* [Problem description] Rewrite the lines below, changing every "status-ok-dot-icon" to "status-success-dot-icon" and leaving everything else unchanged.

* [Given records]
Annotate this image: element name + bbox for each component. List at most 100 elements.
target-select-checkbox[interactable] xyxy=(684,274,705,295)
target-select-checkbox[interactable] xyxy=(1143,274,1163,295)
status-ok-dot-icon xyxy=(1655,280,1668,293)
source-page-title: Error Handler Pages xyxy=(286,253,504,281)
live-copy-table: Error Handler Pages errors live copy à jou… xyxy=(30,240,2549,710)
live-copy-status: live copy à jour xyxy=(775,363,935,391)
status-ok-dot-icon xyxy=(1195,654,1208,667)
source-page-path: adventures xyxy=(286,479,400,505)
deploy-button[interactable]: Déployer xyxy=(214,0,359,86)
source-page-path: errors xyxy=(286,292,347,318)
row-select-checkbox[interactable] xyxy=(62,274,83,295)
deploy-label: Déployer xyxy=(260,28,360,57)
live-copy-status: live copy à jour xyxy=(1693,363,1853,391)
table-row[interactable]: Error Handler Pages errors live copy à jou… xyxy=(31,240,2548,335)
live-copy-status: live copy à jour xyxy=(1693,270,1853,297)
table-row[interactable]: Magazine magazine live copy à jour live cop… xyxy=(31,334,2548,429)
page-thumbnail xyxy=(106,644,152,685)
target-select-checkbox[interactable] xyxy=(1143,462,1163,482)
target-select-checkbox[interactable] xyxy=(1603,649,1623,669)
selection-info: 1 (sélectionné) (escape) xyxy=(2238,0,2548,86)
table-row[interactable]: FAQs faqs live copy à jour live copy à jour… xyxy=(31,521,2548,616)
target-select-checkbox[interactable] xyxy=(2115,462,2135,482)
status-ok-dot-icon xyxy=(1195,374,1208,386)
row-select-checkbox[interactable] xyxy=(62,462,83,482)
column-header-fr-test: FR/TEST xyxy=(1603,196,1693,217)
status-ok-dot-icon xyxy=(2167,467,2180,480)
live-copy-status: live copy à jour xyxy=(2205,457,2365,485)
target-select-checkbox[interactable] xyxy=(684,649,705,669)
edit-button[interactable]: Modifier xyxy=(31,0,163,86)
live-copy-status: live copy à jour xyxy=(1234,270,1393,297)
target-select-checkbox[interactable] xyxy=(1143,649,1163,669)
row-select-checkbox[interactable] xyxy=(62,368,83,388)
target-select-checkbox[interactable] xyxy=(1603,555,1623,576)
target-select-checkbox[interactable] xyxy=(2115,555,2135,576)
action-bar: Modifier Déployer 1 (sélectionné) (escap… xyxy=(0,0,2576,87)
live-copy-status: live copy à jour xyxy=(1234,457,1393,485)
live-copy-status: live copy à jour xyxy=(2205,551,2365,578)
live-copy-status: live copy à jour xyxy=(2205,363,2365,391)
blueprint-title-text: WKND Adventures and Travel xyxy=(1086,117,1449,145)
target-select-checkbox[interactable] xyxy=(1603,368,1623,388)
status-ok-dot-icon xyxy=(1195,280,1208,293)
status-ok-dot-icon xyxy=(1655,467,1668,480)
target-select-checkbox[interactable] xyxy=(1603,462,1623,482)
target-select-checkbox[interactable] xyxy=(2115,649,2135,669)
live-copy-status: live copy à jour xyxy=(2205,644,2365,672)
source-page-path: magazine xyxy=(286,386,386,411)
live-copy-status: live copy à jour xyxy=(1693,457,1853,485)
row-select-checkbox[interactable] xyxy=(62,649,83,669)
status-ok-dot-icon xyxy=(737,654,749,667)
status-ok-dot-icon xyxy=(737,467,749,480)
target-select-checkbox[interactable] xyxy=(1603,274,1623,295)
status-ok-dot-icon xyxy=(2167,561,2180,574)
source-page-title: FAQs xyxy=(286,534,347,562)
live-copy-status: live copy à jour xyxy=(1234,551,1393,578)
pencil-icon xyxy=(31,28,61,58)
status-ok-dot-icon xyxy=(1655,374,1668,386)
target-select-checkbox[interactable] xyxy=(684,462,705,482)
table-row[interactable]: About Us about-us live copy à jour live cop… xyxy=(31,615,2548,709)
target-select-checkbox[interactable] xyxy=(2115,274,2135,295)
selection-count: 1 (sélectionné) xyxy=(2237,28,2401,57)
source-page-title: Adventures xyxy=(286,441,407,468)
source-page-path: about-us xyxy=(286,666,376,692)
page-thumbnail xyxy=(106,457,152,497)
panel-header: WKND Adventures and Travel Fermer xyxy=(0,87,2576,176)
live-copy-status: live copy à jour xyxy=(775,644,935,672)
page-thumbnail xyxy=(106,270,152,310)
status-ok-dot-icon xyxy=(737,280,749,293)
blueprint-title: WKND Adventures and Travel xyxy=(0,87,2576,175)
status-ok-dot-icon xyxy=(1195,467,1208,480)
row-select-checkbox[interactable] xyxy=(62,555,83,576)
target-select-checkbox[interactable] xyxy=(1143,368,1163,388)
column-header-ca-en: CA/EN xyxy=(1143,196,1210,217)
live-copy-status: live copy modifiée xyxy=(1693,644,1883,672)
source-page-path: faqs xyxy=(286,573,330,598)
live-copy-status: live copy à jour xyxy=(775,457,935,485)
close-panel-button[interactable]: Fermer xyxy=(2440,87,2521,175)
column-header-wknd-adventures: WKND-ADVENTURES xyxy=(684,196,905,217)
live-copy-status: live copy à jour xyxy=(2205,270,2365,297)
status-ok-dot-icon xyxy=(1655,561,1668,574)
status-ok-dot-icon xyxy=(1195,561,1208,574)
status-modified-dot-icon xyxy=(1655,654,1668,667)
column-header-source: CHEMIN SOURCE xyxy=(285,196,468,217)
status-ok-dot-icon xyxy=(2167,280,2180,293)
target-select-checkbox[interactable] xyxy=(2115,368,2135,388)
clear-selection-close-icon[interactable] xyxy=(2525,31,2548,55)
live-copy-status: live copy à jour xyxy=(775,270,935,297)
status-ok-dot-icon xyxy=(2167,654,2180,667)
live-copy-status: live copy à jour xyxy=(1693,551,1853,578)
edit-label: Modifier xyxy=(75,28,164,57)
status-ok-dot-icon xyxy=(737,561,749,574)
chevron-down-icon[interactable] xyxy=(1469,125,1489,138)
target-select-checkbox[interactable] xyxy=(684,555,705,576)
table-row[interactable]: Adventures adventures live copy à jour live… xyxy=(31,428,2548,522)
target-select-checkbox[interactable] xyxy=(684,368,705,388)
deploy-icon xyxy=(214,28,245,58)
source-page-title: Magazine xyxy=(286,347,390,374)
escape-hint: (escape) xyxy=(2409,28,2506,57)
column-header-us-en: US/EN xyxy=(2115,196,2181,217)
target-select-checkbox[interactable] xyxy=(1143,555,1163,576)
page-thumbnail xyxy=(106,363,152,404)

* [Exercise result]
Annotate this image: element name + bbox for each component. List at most 100 elements.
target-select-checkbox[interactable] xyxy=(684,274,705,295)
target-select-checkbox[interactable] xyxy=(1143,274,1163,295)
status-success-dot-icon xyxy=(1655,280,1668,293)
source-page-title: Error Handler Pages xyxy=(286,253,504,281)
live-copy-table: Error Handler Pages errors live copy à jou… xyxy=(30,240,2549,710)
live-copy-status: live copy à jour xyxy=(775,363,935,391)
status-success-dot-icon xyxy=(1195,654,1208,667)
source-page-path: adventures xyxy=(286,479,400,505)
deploy-button[interactable]: Déployer xyxy=(214,0,359,86)
source-page-path: errors xyxy=(286,292,347,318)
row-select-checkbox[interactable] xyxy=(62,274,83,295)
deploy-label: Déployer xyxy=(260,28,360,57)
live-copy-status: live copy à jour xyxy=(1693,363,1853,391)
table-row[interactable]: Error Handler Pages errors live copy à jou… xyxy=(31,240,2548,335)
live-copy-status: live copy à jour xyxy=(1693,270,1853,297)
table-row[interactable]: Magazine magazine live copy à jour live cop… xyxy=(31,334,2548,429)
page-thumbnail xyxy=(106,644,152,685)
target-select-checkbox[interactable] xyxy=(1143,462,1163,482)
target-select-checkbox[interactable] xyxy=(1603,649,1623,669)
selection-info: 1 (sélectionné) (escape) xyxy=(2238,0,2548,86)
table-row[interactable]: FAQs faqs live copy à jour live copy à jour… xyxy=(31,521,2548,616)
target-select-checkbox[interactable] xyxy=(2115,462,2135,482)
status-success-dot-icon xyxy=(1195,374,1208,386)
row-select-checkbox[interactable] xyxy=(62,462,83,482)
column-header-fr-test: FR/TEST xyxy=(1603,196,1693,217)
status-success-dot-icon xyxy=(2167,467,2180,480)
live-copy-status: live copy à jour xyxy=(2205,457,2365,485)
target-select-checkbox[interactable] xyxy=(684,649,705,669)
edit-button[interactable]: Modifier xyxy=(31,0,163,86)
live-copy-status: live copy à jour xyxy=(1234,270,1393,297)
target-select-checkbox[interactable] xyxy=(1143,649,1163,669)
row-select-checkbox[interactable] xyxy=(62,368,83,388)
target-select-checkbox[interactable] xyxy=(1603,555,1623,576)
target-select-checkbox[interactable] xyxy=(2115,555,2135,576)
action-bar: Modifier Déployer 1 (sélectionné) (escap… xyxy=(0,0,2576,87)
live-copy-status: live copy à jour xyxy=(1234,457,1393,485)
live-copy-status: live copy à jour xyxy=(2205,551,2365,578)
live-copy-status: live copy à jour xyxy=(2205,363,2365,391)
blueprint-title-text: WKND Adventures and Travel xyxy=(1086,117,1449,145)
target-select-checkbox[interactable] xyxy=(1603,368,1623,388)
status-success-dot-icon xyxy=(1195,280,1208,293)
status-success-dot-icon xyxy=(1655,467,1668,480)
target-select-checkbox[interactable] xyxy=(1603,462,1623,482)
target-select-checkbox[interactable] xyxy=(2115,649,2135,669)
live-copy-status: live copy à jour xyxy=(2205,644,2365,672)
source-page-path: magazine xyxy=(286,386,386,411)
live-copy-status: live copy à jour xyxy=(1693,457,1853,485)
row-select-checkbox[interactable] xyxy=(62,649,83,669)
status-success-dot-icon xyxy=(737,654,749,667)
status-success-dot-icon xyxy=(737,467,749,480)
target-select-checkbox[interactable] xyxy=(1603,274,1623,295)
status-success-dot-icon xyxy=(2167,561,2180,574)
source-page-title: FAQs xyxy=(286,534,347,562)
live-copy-status: live copy à jour xyxy=(1234,551,1393,578)
pencil-icon xyxy=(31,28,61,58)
status-success-dot-icon xyxy=(1655,374,1668,386)
target-select-checkbox[interactable] xyxy=(684,462,705,482)
table-row[interactable]: About Us about-us live copy à jour live cop… xyxy=(31,615,2548,709)
target-select-checkbox[interactable] xyxy=(2115,274,2135,295)
selection-count: 1 (sélectionné) xyxy=(2237,28,2401,57)
source-page-title: Adventures xyxy=(286,441,407,468)
source-page-path: about-us xyxy=(286,666,376,692)
page-thumbnail xyxy=(106,457,152,497)
panel-header: WKND Adventures and Travel Fermer xyxy=(0,87,2576,176)
live-copy-status: live copy à jour xyxy=(775,644,935,672)
page-thumbnail xyxy=(106,270,152,310)
status-success-dot-icon xyxy=(737,280,749,293)
blueprint-title: WKND Adventures and Travel xyxy=(0,87,2576,175)
status-success-dot-icon xyxy=(1195,467,1208,480)
row-select-checkbox[interactable] xyxy=(62,555,83,576)
target-select-checkbox[interactable] xyxy=(1143,368,1163,388)
column-header-ca-en: CA/EN xyxy=(1143,196,1210,217)
live-copy-status: live copy modifiée xyxy=(1693,644,1883,672)
source-page-path: faqs xyxy=(286,573,330,598)
live-copy-status: live copy à jour xyxy=(775,457,935,485)
close-panel-button[interactable]: Fermer xyxy=(2440,87,2521,175)
column-header-wknd-adventures: WKND-ADVENTURES xyxy=(684,196,905,217)
live-copy-status: live copy à jour xyxy=(2205,270,2365,297)
status-success-dot-icon xyxy=(1655,561,1668,574)
status-success-dot-icon xyxy=(1195,561,1208,574)
status-modified-dot-icon xyxy=(1655,654,1668,667)
column-header-source: CHEMIN SOURCE xyxy=(285,196,468,217)
status-success-dot-icon xyxy=(2167,280,2180,293)
target-select-checkbox[interactable] xyxy=(2115,368,2135,388)
clear-selection-close-icon[interactable] xyxy=(2525,31,2548,55)
live-copy-status: live copy à jour xyxy=(775,270,935,297)
status-success-dot-icon xyxy=(2167,654,2180,667)
live-copy-status: live copy à jour xyxy=(1693,551,1853,578)
edit-label: Modifier xyxy=(75,28,164,57)
status-success-dot-icon xyxy=(737,561,749,574)
chevron-down-icon[interactable] xyxy=(1469,125,1489,138)
target-select-checkbox[interactable] xyxy=(684,555,705,576)
table-row[interactable]: Adventures adventures live copy à jour live… xyxy=(31,428,2548,522)
target-select-checkbox[interactable] xyxy=(684,368,705,388)
deploy-icon xyxy=(214,28,245,58)
source-page-title: Magazine xyxy=(286,347,390,374)
escape-hint: (escape) xyxy=(2409,28,2506,57)
column-header-us-en: US/EN xyxy=(2115,196,2181,217)
target-select-checkbox[interactable] xyxy=(1143,555,1163,576)
page-thumbnail xyxy=(106,363,152,404)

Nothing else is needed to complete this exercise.